--- START Provided information ---

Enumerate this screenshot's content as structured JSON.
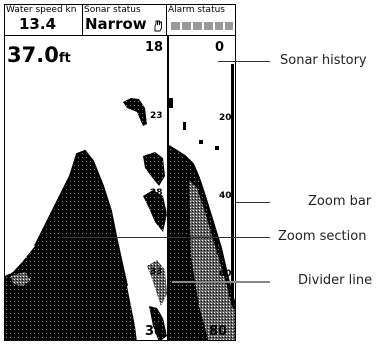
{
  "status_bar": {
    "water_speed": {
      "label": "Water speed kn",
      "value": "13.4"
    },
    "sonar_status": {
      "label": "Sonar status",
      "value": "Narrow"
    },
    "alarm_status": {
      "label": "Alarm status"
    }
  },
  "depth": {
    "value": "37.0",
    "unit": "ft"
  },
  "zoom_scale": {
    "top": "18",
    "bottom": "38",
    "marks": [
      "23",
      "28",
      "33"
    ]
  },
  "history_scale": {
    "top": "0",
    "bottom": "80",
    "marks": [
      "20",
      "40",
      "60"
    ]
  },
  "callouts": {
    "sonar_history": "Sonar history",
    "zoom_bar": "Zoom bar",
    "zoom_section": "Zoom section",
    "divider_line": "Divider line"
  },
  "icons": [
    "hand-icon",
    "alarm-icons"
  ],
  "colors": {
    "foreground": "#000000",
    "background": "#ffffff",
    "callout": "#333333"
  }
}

--- END Provided information ---

## What you should do
Write out each entry exactly as given, omitting any picture.

## In response
Enumerate this screenshot's content as structured JSON.
{
  "status_bar": {
    "water_speed": {
      "label": "Water speed kn",
      "value": "13.4"
    },
    "sonar_status": {
      "label": "Sonar status",
      "value": "Narrow"
    },
    "alarm_status": {
      "label": "Alarm status"
    }
  },
  "depth": {
    "value": "37.0",
    "unit": "ft"
  },
  "zoom_scale": {
    "top": "18",
    "bottom": "38",
    "marks": [
      "23",
      "28",
      "33"
    ]
  },
  "history_scale": {
    "top": "0",
    "bottom": "80",
    "marks": [
      "20",
      "40",
      "60"
    ]
  },
  "callouts": {
    "sonar_history": "Sonar history",
    "zoom_bar": "Zoom bar",
    "zoom_section": "Zoom section",
    "divider_line": "Divider line"
  },
  "icons": [
    "hand-icon",
    "alarm-icons"
  ],
  "colors": {
    "foreground": "#000000",
    "background": "#ffffff",
    "callout": "#333333"
  }
}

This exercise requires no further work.